__YOUR INSTRUCTIONS__. Find the lines with "speed" in them and copy them out.

__GIVEN INFORMATION__.
******
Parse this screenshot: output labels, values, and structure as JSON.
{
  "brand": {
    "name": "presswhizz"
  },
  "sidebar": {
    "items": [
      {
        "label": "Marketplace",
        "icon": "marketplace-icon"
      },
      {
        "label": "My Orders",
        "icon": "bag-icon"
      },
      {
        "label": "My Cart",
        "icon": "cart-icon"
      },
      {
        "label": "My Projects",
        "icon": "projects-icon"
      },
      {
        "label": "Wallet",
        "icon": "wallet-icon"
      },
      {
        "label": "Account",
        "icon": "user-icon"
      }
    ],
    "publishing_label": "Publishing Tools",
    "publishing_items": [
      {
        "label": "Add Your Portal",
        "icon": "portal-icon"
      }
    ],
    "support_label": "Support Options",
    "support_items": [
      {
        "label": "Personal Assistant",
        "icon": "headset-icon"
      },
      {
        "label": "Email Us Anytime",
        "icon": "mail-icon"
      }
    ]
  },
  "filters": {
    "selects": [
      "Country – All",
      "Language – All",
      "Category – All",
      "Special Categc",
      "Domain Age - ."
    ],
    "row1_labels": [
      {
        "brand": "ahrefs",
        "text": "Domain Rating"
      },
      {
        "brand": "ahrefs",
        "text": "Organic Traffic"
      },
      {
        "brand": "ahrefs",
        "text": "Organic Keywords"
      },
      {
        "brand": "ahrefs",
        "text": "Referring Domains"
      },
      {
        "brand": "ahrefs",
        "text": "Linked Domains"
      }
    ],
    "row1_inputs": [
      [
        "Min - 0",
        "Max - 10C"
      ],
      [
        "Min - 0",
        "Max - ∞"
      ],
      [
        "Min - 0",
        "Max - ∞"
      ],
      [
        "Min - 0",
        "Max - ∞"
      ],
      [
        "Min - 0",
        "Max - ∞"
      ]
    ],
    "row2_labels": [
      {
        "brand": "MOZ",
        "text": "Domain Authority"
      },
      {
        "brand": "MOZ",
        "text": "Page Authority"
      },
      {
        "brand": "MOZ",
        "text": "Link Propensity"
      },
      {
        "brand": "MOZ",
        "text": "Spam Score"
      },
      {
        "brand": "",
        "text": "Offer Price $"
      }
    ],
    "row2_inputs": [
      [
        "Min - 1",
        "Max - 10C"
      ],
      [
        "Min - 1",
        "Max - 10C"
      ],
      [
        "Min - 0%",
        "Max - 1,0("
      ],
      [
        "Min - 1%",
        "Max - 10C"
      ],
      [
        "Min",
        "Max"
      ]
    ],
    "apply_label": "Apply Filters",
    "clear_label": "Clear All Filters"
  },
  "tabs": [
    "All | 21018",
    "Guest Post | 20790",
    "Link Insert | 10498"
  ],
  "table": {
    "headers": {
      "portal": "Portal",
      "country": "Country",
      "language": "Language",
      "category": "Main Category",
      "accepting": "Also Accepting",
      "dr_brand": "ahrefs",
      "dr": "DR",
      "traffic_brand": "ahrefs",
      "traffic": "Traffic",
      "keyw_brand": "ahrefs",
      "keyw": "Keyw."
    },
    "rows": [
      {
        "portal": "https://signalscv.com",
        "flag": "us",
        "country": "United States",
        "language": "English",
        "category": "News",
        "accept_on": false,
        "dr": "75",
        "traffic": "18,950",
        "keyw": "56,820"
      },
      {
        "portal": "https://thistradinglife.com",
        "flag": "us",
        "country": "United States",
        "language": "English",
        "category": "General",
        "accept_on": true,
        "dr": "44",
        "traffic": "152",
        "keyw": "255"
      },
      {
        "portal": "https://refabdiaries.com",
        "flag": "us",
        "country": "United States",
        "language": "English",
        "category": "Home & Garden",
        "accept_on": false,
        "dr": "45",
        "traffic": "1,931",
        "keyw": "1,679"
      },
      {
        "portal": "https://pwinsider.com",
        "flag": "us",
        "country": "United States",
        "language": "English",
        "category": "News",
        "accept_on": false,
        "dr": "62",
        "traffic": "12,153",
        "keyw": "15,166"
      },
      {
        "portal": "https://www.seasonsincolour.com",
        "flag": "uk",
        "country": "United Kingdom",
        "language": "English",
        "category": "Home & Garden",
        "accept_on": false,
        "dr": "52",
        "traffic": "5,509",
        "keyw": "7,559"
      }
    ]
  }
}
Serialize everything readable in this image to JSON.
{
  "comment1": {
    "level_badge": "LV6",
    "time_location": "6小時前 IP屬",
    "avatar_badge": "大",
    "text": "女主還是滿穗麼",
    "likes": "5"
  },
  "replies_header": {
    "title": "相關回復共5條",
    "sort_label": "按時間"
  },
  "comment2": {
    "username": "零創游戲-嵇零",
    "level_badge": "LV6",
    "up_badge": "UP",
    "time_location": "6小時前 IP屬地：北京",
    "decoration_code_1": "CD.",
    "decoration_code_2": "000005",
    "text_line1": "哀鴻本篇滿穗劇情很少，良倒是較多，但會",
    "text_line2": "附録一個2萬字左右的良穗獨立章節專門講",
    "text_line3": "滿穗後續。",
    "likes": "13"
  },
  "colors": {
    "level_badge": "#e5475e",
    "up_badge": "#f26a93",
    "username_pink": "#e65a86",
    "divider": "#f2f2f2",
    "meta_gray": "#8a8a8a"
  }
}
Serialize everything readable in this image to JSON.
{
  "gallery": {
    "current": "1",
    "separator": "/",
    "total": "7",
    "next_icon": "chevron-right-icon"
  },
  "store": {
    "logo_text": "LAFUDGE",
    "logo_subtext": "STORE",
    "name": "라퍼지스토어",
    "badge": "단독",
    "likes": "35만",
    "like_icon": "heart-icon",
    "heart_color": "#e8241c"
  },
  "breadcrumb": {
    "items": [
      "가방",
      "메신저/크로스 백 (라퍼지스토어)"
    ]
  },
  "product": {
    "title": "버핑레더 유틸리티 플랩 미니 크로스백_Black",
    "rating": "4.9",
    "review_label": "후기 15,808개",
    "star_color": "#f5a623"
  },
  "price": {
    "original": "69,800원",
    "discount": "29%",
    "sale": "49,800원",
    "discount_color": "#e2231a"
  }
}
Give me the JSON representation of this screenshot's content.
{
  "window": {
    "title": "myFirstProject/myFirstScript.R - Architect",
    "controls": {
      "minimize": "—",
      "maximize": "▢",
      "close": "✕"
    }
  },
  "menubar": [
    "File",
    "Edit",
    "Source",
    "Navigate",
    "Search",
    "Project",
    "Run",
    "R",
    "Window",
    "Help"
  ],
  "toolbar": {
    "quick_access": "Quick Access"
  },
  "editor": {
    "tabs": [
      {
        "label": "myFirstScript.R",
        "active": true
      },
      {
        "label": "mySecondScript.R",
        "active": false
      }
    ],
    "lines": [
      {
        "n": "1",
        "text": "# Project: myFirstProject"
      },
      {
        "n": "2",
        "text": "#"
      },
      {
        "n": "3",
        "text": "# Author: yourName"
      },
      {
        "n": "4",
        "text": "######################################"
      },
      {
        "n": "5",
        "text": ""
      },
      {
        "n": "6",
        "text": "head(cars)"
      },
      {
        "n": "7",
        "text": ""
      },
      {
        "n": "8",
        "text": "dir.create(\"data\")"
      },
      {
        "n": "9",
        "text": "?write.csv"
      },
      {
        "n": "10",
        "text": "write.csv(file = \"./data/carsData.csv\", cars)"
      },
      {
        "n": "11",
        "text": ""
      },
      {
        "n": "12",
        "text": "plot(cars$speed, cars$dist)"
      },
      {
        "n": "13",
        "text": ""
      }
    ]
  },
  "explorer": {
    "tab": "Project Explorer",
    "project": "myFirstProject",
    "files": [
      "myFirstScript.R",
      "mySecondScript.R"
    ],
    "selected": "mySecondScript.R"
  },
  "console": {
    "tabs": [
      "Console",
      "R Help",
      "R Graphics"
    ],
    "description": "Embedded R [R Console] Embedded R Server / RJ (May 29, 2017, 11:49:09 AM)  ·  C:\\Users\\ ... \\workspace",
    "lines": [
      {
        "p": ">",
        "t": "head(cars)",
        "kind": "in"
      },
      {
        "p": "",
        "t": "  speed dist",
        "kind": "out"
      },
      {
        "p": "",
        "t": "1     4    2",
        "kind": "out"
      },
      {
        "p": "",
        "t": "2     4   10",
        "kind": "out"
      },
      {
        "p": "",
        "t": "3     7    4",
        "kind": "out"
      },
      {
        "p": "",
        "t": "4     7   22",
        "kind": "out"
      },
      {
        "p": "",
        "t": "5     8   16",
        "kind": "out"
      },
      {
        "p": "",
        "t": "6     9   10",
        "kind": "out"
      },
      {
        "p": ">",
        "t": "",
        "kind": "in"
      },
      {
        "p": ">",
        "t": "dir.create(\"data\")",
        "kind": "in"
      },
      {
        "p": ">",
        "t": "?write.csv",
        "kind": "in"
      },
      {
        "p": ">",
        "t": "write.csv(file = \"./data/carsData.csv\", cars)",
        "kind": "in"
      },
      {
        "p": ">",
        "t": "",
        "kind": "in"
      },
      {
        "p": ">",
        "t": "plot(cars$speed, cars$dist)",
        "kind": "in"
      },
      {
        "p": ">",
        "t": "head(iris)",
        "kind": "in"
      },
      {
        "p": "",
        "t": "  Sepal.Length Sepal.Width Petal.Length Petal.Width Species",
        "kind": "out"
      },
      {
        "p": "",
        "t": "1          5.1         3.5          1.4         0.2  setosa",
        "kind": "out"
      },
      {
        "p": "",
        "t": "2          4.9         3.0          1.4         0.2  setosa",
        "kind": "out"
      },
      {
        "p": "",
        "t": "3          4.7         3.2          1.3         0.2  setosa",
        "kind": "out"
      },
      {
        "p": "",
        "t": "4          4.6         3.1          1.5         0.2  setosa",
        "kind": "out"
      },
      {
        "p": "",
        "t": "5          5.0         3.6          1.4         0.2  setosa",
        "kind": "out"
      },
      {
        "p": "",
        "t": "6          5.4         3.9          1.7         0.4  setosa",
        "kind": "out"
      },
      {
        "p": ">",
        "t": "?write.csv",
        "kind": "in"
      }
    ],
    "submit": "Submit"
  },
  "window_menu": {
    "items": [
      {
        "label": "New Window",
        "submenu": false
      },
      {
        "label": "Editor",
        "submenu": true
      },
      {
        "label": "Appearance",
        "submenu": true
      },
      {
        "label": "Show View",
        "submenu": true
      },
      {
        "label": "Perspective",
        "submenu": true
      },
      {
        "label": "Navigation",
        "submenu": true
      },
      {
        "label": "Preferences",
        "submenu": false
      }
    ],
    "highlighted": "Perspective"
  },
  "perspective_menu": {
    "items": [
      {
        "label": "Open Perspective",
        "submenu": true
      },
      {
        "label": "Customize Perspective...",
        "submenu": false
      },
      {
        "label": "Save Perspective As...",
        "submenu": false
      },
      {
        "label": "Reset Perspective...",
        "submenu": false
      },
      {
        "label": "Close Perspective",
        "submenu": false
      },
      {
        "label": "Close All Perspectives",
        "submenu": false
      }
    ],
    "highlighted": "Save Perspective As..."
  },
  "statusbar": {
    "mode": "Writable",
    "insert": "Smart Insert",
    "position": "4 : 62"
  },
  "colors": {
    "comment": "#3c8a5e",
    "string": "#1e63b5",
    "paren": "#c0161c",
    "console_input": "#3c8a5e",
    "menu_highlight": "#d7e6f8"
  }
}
******
__SOLUTION FOR THIS TASK__.
        "text": "plot(cars$speed, cars$dist)"
        "t": "  speed dist",
        "t": "plot(cars$speed, cars$dist)",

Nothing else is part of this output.